Extracted records:
<<<<

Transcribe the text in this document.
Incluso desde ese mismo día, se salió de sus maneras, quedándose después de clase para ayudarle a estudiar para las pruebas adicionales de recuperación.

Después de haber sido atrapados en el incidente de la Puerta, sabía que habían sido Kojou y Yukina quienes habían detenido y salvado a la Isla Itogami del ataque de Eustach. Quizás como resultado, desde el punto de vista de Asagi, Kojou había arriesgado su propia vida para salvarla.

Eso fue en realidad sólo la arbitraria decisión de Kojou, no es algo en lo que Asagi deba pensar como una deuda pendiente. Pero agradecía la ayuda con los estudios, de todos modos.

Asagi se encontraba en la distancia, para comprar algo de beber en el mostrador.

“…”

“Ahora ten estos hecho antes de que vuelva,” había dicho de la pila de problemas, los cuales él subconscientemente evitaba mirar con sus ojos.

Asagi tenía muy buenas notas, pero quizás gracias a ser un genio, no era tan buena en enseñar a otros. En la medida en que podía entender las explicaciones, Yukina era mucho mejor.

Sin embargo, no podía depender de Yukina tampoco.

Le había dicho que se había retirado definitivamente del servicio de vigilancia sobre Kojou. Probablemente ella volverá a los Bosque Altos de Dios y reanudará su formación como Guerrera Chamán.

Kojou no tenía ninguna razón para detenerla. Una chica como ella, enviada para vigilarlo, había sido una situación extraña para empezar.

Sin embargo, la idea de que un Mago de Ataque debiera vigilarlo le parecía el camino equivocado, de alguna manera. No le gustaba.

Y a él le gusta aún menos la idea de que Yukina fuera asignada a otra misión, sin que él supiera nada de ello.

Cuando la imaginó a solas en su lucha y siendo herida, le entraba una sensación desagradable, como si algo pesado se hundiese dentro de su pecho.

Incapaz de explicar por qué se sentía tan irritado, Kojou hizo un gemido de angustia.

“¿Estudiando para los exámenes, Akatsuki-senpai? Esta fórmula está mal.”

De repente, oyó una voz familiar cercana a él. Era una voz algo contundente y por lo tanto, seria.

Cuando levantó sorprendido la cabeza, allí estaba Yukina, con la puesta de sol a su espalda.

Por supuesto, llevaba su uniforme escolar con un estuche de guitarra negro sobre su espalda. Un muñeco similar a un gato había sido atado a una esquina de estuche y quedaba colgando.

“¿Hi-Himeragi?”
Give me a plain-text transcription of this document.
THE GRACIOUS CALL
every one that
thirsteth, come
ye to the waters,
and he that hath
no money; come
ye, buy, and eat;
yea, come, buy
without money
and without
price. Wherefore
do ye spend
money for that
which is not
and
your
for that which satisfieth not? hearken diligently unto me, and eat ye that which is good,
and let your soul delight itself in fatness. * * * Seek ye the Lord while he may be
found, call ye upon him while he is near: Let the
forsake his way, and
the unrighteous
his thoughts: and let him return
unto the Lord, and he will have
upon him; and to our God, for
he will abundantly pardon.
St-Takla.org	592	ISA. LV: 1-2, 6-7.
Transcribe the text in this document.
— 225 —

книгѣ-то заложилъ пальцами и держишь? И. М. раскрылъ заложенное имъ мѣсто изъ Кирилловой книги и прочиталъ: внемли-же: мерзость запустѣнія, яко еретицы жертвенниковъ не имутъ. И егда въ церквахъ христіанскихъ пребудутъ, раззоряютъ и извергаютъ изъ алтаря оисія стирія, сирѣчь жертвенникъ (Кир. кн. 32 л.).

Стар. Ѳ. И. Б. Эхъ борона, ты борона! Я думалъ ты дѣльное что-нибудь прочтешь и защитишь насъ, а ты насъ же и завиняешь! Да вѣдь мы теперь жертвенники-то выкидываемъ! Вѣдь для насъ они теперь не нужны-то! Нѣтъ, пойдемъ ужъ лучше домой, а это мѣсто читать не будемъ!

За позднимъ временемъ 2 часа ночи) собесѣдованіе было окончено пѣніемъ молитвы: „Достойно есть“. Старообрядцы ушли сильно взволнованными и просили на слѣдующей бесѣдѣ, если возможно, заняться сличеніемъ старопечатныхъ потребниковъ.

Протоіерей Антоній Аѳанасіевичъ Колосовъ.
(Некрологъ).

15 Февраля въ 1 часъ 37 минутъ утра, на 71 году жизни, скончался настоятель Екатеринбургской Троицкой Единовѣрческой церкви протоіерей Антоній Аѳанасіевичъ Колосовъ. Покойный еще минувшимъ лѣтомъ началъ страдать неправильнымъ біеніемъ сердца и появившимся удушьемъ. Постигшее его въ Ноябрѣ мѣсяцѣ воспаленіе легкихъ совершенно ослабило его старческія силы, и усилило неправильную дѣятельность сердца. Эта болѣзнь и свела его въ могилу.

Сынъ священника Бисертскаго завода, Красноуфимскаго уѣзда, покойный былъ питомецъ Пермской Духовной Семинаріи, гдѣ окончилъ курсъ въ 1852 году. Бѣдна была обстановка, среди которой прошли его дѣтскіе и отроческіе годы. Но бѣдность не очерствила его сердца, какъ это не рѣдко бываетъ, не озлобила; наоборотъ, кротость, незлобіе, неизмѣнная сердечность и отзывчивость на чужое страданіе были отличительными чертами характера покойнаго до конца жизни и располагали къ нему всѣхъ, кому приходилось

>>>>

INSTRUCTIONS TO FOLLOW: Reproduce the entries above exactly.

REPLY TO THE EXERCISE:
Transcribe the text in this document.
Incluso desde ese mismo día, se salió de sus maneras, quedándose después de clase para ayudarle a estudiar para las pruebas adicionales de recuperación.

Después de haber sido atrapados en el incidente de la Puerta, sabía que habían sido Kojou y Yukina quienes habían detenido y salvado a la Isla Itogami del ataque de Eustach. Quizás como resultado, desde el punto de vista de Asagi, Kojou había arriesgado su propia vida para salvarla.

Eso fue en realidad sólo la arbitraria decisión de Kojou, no es algo en lo que Asagi deba pensar como una deuda pendiente. Pero agradecía la ayuda con los estudios, de todos modos.

Asagi se encontraba en la distancia, para comprar algo de beber en el mostrador.

“…”

“Ahora ten estos hecho antes de que vuelva,” había dicho de la pila de problemas, los cuales él subconscientemente evitaba mirar con sus ojos.

Asagi tenía muy buenas notas, pero quizás gracias a ser un genio, no era tan buena en enseñar a otros. En la medida en que podía entender las explicaciones, Yukina era mucho mejor.

Sin embargo, no podía depender de Yukina tampoco.

Le había dicho que se había retirado definitivamente del servicio de vigilancia sobre Kojou. Probablemente ella volverá a los Bosque Altos de Dios y reanudará su formación como Guerrera Chamán.

Kojou no tenía ninguna razón para detenerla. Una chica como ella, enviada para vigilarlo, había sido una situación extraña para empezar.

Sin embargo, la idea de que un Mago de Ataque debiera vigilarlo le parecía el camino equivocado, de alguna manera. No le gustaba.

Y a él le gusta aún menos la idea de que Yukina fuera asignada a otra misión, sin que él supiera nada de ello.

Cuando la imaginó a solas en su lucha y siendo herida, le entraba una sensación desagradable, como si algo pesado se hundiese dentro de su pecho.

Incapaz de explicar por qué se sentía tan irritado, Kojou hizo un gemido de angustia.

“¿Estudiando para los exámenes, Akatsuki-senpai? Esta fórmula está mal.”

De repente, oyó una voz familiar cercana a él. Era una voz algo contundente y por lo tanto, seria.

Cuando levantó sorprendido la cabeza, allí estaba Yukina, con la puesta de sol a su espalda.

Por supuesto, llevaba su uniforme escolar con un estuche de guitarra negro sobre su espalda. Un muñeco similar a un gato había sido atado a una esquina de estuche y quedaba colgando.

“¿Hi-Himeragi?”
Give me a plain-text transcription of this document.
THE GRACIOUS CALL
every one that
thirsteth, come
ye to the waters,
and he that hath
no money; come
ye, buy, and eat;
yea, come, buy
without money
and without
price. Wherefore
do ye spend
money for that
which is not
and
your
for that which satisfieth not? hearken diligently unto me, and eat ye that which is good,
and let your soul delight itself in fatness. * * * Seek ye the Lord while he may be
found, call ye upon him while he is near: Let the
forsake his way, and
the unrighteous
his thoughts: and let him return
unto the Lord, and he will have
upon him; and to our God, for
he will abundantly pardon.
St-Takla.org	592	ISA. LV: 1-2, 6-7.
Transcribe the text in this document.
— 225 —

книгѣ-то заложилъ пальцами и держишь? И. М. раскрылъ заложенное имъ мѣсто изъ Кирилловой книги и прочиталъ: внемли-же: мерзость запустѣнія, яко еретицы жертвенниковъ не имутъ. И егда въ церквахъ христіанскихъ пребудутъ, раззоряютъ и извергаютъ изъ алтаря оисія стирія, сирѣчь жертвенникъ (Кир. кн. 32 л.).

Стар. Ѳ. И. Б. Эхъ борона, ты борона! Я думалъ ты дѣльное что-нибудь прочтешь и защитишь насъ, а ты насъ же и завиняешь! Да вѣдь мы теперь жертвенники-то выкидываемъ! Вѣдь для насъ они теперь не нужны-то! Нѣтъ, пойдемъ ужъ лучше домой, а это мѣсто читать не будемъ!

За позднимъ временемъ 2 часа ночи) собесѣдованіе было окончено пѣніемъ молитвы: „Достойно есть“. Старообрядцы ушли сильно взволнованными и просили на слѣдующей бесѣдѣ, если возможно, заняться сличеніемъ старопечатныхъ потребниковъ.

Протоіерей Антоній Аѳанасіевичъ Колосовъ.
(Некрологъ).

15 Февраля въ 1 часъ 37 минутъ утра, на 71 году жизни, скончался настоятель Екатеринбургской Троицкой Единовѣрческой церкви протоіерей Антоній Аѳанасіевичъ Колосовъ. Покойный еще минувшимъ лѣтомъ началъ страдать неправильнымъ біеніемъ сердца и появившимся удушьемъ. Постигшее его въ Ноябрѣ мѣсяцѣ воспаленіе легкихъ совершенно ослабило его старческія силы, и усилило неправильную дѣятельность сердца. Эта болѣзнь и свела его въ могилу.

Сынъ священника Бисертскаго завода, Красноуфимскаго уѣзда, покойный былъ питомецъ Пермской Духовной Семинаріи, гдѣ окончилъ курсъ въ 1852 году. Бѣдна была обстановка, среди которой прошли его дѣтскіе и отроческіе годы. Но бѣдность не очерствила его сердца, какъ это не рѣдко бываетъ, не озлобила; наоборотъ, кротость, незлобіе, неизмѣнная сердечность и отзывчивость на чужое страданіе были отличительными чертами характера покойнаго до конца жизни и располагали къ нему всѣхъ, кому приходилось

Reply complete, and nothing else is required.